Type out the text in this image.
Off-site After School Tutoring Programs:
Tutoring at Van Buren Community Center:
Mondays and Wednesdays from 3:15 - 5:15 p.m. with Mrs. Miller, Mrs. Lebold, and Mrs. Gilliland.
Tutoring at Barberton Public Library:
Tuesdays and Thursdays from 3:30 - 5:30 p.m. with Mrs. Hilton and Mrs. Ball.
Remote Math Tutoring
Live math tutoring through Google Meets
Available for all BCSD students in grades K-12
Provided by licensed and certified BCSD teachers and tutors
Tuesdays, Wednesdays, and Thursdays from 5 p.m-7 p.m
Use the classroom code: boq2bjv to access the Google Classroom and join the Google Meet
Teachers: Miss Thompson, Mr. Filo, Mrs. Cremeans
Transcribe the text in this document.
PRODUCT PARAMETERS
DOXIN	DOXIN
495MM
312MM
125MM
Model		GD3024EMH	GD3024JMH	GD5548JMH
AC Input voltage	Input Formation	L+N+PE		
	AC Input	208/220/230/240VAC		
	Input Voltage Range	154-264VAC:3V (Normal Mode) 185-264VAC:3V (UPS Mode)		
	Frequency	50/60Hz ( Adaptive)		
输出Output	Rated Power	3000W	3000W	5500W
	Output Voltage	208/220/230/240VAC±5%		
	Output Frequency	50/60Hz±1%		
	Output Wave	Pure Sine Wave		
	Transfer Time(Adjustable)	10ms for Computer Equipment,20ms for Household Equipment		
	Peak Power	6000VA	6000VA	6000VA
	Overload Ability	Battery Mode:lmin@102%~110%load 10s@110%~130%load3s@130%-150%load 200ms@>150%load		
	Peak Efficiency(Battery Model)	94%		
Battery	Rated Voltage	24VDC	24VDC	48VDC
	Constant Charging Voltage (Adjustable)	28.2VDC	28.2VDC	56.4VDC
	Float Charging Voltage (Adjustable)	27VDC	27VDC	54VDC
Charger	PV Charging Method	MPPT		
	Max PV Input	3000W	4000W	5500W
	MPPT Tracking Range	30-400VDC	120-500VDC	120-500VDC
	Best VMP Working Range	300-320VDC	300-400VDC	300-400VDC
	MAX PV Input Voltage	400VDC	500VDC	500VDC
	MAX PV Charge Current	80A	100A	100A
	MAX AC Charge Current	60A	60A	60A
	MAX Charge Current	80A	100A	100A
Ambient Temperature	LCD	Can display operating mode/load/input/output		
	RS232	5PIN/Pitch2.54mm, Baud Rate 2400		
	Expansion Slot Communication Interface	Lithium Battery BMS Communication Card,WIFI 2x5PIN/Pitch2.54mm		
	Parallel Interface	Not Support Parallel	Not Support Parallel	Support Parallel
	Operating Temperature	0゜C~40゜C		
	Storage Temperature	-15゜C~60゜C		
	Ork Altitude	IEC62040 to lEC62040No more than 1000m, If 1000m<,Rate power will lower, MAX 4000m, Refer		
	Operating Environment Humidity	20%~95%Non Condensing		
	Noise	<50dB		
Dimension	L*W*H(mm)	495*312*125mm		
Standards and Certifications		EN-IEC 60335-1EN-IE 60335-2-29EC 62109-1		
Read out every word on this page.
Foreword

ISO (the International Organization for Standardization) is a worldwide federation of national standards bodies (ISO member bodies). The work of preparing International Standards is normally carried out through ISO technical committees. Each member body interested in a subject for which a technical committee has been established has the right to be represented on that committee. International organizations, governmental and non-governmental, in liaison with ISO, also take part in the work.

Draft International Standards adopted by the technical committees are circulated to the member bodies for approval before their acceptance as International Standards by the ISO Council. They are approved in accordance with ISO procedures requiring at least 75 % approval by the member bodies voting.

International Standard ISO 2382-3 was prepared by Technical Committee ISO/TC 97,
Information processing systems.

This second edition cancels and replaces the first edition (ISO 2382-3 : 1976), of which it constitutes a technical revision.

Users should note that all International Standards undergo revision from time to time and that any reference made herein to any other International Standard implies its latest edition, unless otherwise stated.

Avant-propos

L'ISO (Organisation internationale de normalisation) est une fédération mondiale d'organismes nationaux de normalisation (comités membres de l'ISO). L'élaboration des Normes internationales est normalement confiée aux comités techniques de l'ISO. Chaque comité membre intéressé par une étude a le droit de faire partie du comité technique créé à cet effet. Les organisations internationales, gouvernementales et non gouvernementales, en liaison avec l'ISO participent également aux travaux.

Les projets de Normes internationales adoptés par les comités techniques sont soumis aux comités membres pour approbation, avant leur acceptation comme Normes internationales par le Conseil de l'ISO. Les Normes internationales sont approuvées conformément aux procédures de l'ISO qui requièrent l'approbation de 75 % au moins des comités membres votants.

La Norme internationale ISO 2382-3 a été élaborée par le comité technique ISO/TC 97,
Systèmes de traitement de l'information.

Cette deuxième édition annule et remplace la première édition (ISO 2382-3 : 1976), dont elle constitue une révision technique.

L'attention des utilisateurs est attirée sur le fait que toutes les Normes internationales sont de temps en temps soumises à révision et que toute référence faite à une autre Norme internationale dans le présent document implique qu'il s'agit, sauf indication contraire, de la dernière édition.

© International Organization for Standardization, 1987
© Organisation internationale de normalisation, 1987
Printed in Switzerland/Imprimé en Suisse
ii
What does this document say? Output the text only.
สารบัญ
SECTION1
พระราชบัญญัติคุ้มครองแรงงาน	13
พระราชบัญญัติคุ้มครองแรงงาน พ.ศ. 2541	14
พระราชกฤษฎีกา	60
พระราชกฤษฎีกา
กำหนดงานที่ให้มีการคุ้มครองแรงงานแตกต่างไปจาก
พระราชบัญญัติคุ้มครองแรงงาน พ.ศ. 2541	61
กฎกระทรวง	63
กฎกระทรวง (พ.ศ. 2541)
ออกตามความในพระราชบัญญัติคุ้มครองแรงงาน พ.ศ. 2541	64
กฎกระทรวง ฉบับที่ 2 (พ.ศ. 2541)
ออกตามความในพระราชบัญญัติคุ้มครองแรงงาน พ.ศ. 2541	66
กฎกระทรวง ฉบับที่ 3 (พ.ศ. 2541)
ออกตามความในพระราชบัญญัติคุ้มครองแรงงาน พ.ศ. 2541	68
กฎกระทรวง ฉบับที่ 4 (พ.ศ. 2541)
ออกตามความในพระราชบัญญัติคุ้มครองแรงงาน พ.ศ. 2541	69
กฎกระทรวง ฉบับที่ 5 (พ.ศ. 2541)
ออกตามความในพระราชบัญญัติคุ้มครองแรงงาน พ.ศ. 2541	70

══════════

Retype all of the material, keeping each line exact.

Type out the text in this image.
Off-site After School Tutoring Programs:
Tutoring at Van Buren Community Center:
Mondays and Wednesdays from 3:15 - 5:15 p.m. with Mrs. Miller, Mrs. Lebold, and Mrs. Gilliland.
Tutoring at Barberton Public Library:
Tuesdays and Thursdays from 3:30 - 5:30 p.m. with Mrs. Hilton and Mrs. Ball.
Remote Math Tutoring
Live math tutoring through Google Meets
Available for all BCSD students in grades K-12
Provided by licensed and certified BCSD teachers and tutors
Tuesdays, Wednesdays, and Thursdays from 5 p.m-7 p.m
Use the classroom code: boq2bjv to access the Google Classroom and join the Google Meet
Teachers: Miss Thompson, Mr. Filo, Mrs. Cremeans
Transcribe the text in this document.
PRODUCT PARAMETERS
DOXIN	DOXIN
495MM
312MM
125MM
Model		GD3024EMH	GD3024JMH	GD5548JMH
AC Input voltage	Input Formation	L+N+PE		
	AC Input	208/220/230/240VAC		
	Input Voltage Range	154-264VAC:3V (Normal Mode) 185-264VAC:3V (UPS Mode)		
	Frequency	50/60Hz ( Adaptive)		
输出Output	Rated Power	3000W	3000W	5500W
	Output Voltage	208/220/230/240VAC±5%		
	Output Frequency	50/60Hz±1%		
	Output Wave	Pure Sine Wave		
	Transfer Time(Adjustable)	10ms for Computer Equipment,20ms for Household Equipment		
	Peak Power	6000VA	6000VA	6000VA
	Overload Ability	Battery Mode:lmin@102%~110%load 10s@110%~130%load3s@130%-150%load 200ms@>150%load		
	Peak Efficiency(Battery Model)	94%		
Battery	Rated Voltage	24VDC	24VDC	48VDC
	Constant Charging Voltage (Adjustable)	28.2VDC	28.2VDC	56.4VDC
	Float Charging Voltage (Adjustable)	27VDC	27VDC	54VDC
Charger	PV Charging Method	MPPT		
	Max PV Input	3000W	4000W	5500W
	MPPT Tracking Range	30-400VDC	120-500VDC	120-500VDC
	Best VMP Working Range	300-320VDC	300-400VDC	300-400VDC
	MAX PV Input Voltage	400VDC	500VDC	500VDC
	MAX PV Charge Current	80A	100A	100A
	MAX AC Charge Current	60A	60A	60A
	MAX Charge Current	80A	100A	100A
Ambient Temperature	LCD	Can display operating mode/load/input/output		
	RS232	5PIN/Pitch2.54mm, Baud Rate 2400		
	Expansion Slot Communication Interface	Lithium Battery BMS Communication Card,WIFI 2x5PIN/Pitch2.54mm		
	Parallel Interface	Not Support Parallel	Not Support Parallel	Support Parallel
	Operating Temperature	0゜C~40゜C		
	Storage Temperature	-15゜C~60゜C		
	Ork Altitude	IEC62040 to lEC62040No more than 1000m, If 1000m<,Rate power will lower, MAX 4000m, Refer		
	Operating Environment Humidity	20%~95%Non Condensing		
	Noise	<50dB		
Dimension	L*W*H(mm)	495*312*125mm		
Standards and Certifications		EN-IEC 60335-1EN-IE 60335-2-29EC 62109-1		
Read out every word on this page.
Foreword

ISO (the International Organization for Standardization) is a worldwide federation of national standards bodies (ISO member bodies). The work of preparing International Standards is normally carried out through ISO technical committees. Each member body interested in a subject for which a technical committee has been established has the right to be represented on that committee. International organizations, governmental and non-governmental, in liaison with ISO, also take part in the work.

Draft International Standards adopted by the technical committees are circulated to the member bodies for approval before their acceptance as International Standards by the ISO Council. They are approved in accordance with ISO procedures requiring at least 75 % approval by the member bodies voting.

International Standard ISO 2382-3 was prepared by Technical Committee ISO/TC 97,
Information processing systems.

This second edition cancels and replaces the first edition (ISO 2382-3 : 1976), of which it constitutes a technical revision.

Users should note that all International Standards undergo revision from time to time and that any reference made herein to any other International Standard implies its latest edition, unless otherwise stated.

Avant-propos

L'ISO (Organisation internationale de normalisation) est une fédération mondiale d'organismes nationaux de normalisation (comités membres de l'ISO). L'élaboration des Normes internationales est normalement confiée aux comités techniques de l'ISO. Chaque comité membre intéressé par une étude a le droit de faire partie du comité technique créé à cet effet. Les organisations internationales, gouvernementales et non gouvernementales, en liaison avec l'ISO participent également aux travaux.

Les projets de Normes internationales adoptés par les comités techniques sont soumis aux comités membres pour approbation, avant leur acceptation comme Normes internationales par le Conseil de l'ISO. Les Normes internationales sont approuvées conformément aux procédures de l'ISO qui requièrent l'approbation de 75 % au moins des comités membres votants.

La Norme internationale ISO 2382-3 a été élaborée par le comité technique ISO/TC 97,
Systèmes de traitement de l'information.

Cette deuxième édition annule et remplace la première édition (ISO 2382-3 : 1976), dont elle constitue une révision technique.

L'attention des utilisateurs est attirée sur le fait que toutes les Normes internationales sont de temps en temps soumises à révision et que toute référence faite à une autre Norme internationale dans le présent document implique qu'il s'agit, sauf indication contraire, de la dernière édition.

© International Organization for Standardization, 1987
© Organisation internationale de normalisation, 1987
Printed in Switzerland/Imprimé en Suisse
ii
What does this document say? Output the text only.
สารบัญ
SECTION1
พระราชบัญญัติคุ้มครองแรงงาน	13
พระราชบัญญัติคุ้มครองแรงงาน พ.ศ. 2541	14
พระราชกฤษฎีกา	60
พระราชกฤษฎีกา
กำหนดงานที่ให้มีการคุ้มครองแรงงานแตกต่างไปจาก
พระราชบัญญัติคุ้มครองแรงงาน พ.ศ. 2541	61
กฎกระทรวง	63
กฎกระทรวง (พ.ศ. 2541)
ออกตามความในพระราชบัญญัติคุ้มครองแรงงาน พ.ศ. 2541	64
กฎกระทรวง ฉบับที่ 2 (พ.ศ. 2541)
ออกตามความในพระราชบัญญัติคุ้มครองแรงงาน พ.ศ. 2541	66
กฎกระทรวง ฉบับที่ 3 (พ.ศ. 2541)
ออกตามความในพระราชบัญญัติคุ้มครองแรงงาน พ.ศ. 2541	68
กฎกระทรวง ฉบับที่ 4 (พ.ศ. 2541)
ออกตามความในพระราชบัญญัติคุ้มครองแรงงาน พ.ศ. 2541	69
กฎกระทรวง ฉบับที่ 5 (พ.ศ. 2541)
ออกตามความในพระราชบัญญัติคุ้มครองแรงงาน พ.ศ. 2541	70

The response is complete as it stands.